Without omitting anything, retype the data that follows.

────────

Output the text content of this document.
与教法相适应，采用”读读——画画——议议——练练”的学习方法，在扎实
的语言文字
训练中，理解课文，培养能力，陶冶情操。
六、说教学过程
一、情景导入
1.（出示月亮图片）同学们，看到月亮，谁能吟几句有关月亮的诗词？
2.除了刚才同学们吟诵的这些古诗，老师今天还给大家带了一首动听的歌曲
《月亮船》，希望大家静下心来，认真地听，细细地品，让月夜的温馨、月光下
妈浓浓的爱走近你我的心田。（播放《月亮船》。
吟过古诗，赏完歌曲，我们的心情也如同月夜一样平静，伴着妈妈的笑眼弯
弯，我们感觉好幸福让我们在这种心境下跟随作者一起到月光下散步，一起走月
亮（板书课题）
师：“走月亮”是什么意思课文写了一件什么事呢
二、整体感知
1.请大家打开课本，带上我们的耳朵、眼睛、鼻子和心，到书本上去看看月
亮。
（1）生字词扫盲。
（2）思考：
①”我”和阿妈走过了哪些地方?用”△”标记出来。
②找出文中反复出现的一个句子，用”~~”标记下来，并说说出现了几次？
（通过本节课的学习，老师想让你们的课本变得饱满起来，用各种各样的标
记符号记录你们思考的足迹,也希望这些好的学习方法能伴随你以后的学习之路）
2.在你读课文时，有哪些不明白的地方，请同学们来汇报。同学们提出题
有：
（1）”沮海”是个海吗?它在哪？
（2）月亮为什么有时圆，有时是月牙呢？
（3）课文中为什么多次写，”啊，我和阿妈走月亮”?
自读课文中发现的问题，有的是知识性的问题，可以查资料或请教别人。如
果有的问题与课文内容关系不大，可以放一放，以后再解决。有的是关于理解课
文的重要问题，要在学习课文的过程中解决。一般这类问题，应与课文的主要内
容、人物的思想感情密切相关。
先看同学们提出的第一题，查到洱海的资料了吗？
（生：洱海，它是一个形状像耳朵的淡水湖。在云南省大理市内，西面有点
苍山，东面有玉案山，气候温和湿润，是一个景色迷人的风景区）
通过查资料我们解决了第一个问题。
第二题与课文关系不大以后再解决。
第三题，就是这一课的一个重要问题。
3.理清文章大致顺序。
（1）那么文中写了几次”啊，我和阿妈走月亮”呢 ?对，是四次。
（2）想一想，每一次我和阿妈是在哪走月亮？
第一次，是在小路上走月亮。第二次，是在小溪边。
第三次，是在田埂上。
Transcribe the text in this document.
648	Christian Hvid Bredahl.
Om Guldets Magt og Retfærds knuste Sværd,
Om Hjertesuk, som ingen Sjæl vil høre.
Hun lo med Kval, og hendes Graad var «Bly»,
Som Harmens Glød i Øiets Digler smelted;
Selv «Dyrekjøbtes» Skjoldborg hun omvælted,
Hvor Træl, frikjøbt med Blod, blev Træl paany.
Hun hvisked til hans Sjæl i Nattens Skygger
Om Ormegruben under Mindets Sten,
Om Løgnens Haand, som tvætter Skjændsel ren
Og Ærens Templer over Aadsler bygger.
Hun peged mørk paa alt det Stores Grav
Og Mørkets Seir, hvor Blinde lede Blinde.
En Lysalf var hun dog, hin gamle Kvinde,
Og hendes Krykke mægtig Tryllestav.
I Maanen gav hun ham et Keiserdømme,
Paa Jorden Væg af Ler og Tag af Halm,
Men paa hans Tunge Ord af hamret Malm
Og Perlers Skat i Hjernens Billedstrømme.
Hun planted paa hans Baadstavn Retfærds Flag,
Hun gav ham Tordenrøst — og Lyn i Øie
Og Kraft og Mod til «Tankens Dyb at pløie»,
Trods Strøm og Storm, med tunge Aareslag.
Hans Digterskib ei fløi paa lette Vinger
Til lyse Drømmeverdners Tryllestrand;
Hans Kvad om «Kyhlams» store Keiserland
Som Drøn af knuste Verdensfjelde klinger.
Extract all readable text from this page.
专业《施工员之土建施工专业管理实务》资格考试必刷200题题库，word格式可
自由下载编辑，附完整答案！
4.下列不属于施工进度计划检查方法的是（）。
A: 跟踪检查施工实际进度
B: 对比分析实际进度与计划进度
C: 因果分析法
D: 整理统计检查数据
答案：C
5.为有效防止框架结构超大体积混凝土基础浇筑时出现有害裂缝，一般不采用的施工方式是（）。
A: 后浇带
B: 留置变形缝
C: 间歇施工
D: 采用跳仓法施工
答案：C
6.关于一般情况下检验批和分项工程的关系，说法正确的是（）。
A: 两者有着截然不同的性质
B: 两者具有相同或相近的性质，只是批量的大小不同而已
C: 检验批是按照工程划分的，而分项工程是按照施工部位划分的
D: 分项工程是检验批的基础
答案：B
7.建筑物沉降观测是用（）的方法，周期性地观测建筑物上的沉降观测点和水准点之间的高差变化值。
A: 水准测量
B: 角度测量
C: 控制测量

────────

# [COMPLETE RESPONSE]
Output the text content of this document.
与教法相适应，采用”读读——画画——议议——练练”的学习方法，在扎实
的语言文字
训练中，理解课文，培养能力，陶冶情操。
六、说教学过程
一、情景导入
1.（出示月亮图片）同学们，看到月亮，谁能吟几句有关月亮的诗词？
2.除了刚才同学们吟诵的这些古诗，老师今天还给大家带了一首动听的歌曲
《月亮船》，希望大家静下心来，认真地听，细细地品，让月夜的温馨、月光下
妈浓浓的爱走近你我的心田。（播放《月亮船》。
吟过古诗，赏完歌曲，我们的心情也如同月夜一样平静，伴着妈妈的笑眼弯
弯，我们感觉好幸福让我们在这种心境下跟随作者一起到月光下散步，一起走月
亮（板书课题）
师：“走月亮”是什么意思课文写了一件什么事呢
二、整体感知
1.请大家打开课本，带上我们的耳朵、眼睛、鼻子和心，到书本上去看看月
亮。
（1）生字词扫盲。
（2）思考：
①”我”和阿妈走过了哪些地方?用”△”标记出来。
②找出文中反复出现的一个句子，用”~~”标记下来，并说说出现了几次？
（通过本节课的学习，老师想让你们的课本变得饱满起来，用各种各样的标
记符号记录你们思考的足迹,也希望这些好的学习方法能伴随你以后的学习之路）
2.在你读课文时，有哪些不明白的地方，请同学们来汇报。同学们提出题
有：
（1）”沮海”是个海吗?它在哪？
（2）月亮为什么有时圆，有时是月牙呢？
（3）课文中为什么多次写，”啊，我和阿妈走月亮”?
自读课文中发现的问题，有的是知识性的问题，可以查资料或请教别人。如
果有的问题与课文内容关系不大，可以放一放，以后再解决。有的是关于理解课
文的重要问题，要在学习课文的过程中解决。一般这类问题，应与课文的主要内
容、人物的思想感情密切相关。
先看同学们提出的第一题，查到洱海的资料了吗？
（生：洱海，它是一个形状像耳朵的淡水湖。在云南省大理市内，西面有点
苍山，东面有玉案山，气候温和湿润，是一个景色迷人的风景区）
通过查资料我们解决了第一个问题。
第二题与课文关系不大以后再解决。
第三题，就是这一课的一个重要问题。
3.理清文章大致顺序。
（1）那么文中写了几次”啊，我和阿妈走月亮”呢 ?对，是四次。
（2）想一想，每一次我和阿妈是在哪走月亮？
第一次，是在小路上走月亮。第二次，是在小溪边。
第三次，是在田埂上。
Transcribe the text in this document.
648	Christian Hvid Bredahl.
Om Guldets Magt og Retfærds knuste Sværd,
Om Hjertesuk, som ingen Sjæl vil høre.
Hun lo med Kval, og hendes Graad var «Bly»,
Som Harmens Glød i Øiets Digler smelted;
Selv «Dyrekjøbtes» Skjoldborg hun omvælted,
Hvor Træl, frikjøbt med Blod, blev Træl paany.
Hun hvisked til hans Sjæl i Nattens Skygger
Om Ormegruben under Mindets Sten,
Om Løgnens Haand, som tvætter Skjændsel ren
Og Ærens Templer over Aadsler bygger.
Hun peged mørk paa alt det Stores Grav
Og Mørkets Seir, hvor Blinde lede Blinde.
En Lysalf var hun dog, hin gamle Kvinde,
Og hendes Krykke mægtig Tryllestav.
I Maanen gav hun ham et Keiserdømme,
Paa Jorden Væg af Ler og Tag af Halm,
Men paa hans Tunge Ord af hamret Malm
Og Perlers Skat i Hjernens Billedstrømme.
Hun planted paa hans Baadstavn Retfærds Flag,
Hun gav ham Tordenrøst — og Lyn i Øie
Og Kraft og Mod til «Tankens Dyb at pløie»,
Trods Strøm og Storm, med tunge Aareslag.
Hans Digterskib ei fløi paa lette Vinger
Til lyse Drømmeverdners Tryllestrand;
Hans Kvad om «Kyhlams» store Keiserland
Som Drøn af knuste Verdensfjelde klinger.
Extract all readable text from this page.
专业《施工员之土建施工专业管理实务》资格考试必刷200题题库，word格式可
自由下载编辑，附完整答案！
4.下列不属于施工进度计划检查方法的是（）。
A: 跟踪检查施工实际进度
B: 对比分析实际进度与计划进度
C: 因果分析法
D: 整理统计检查数据
答案：C
5.为有效防止框架结构超大体积混凝土基础浇筑时出现有害裂缝，一般不采用的施工方式是（）。
A: 后浇带
B: 留置变形缝
C: 间歇施工
D: 采用跳仓法施工
答案：C
6.关于一般情况下检验批和分项工程的关系，说法正确的是（）。
A: 两者有着截然不同的性质
B: 两者具有相同或相近的性质，只是批量的大小不同而已
C: 检验批是按照工程划分的，而分项工程是按照施工部位划分的
D: 分项工程是检验批的基础
答案：B
7.建筑物沉降观测是用（）的方法，周期性地观测建筑物上的沉降观测点和水准点之间的高差变化值。
A: 水准测量
B: 角度测量
C: 控制测量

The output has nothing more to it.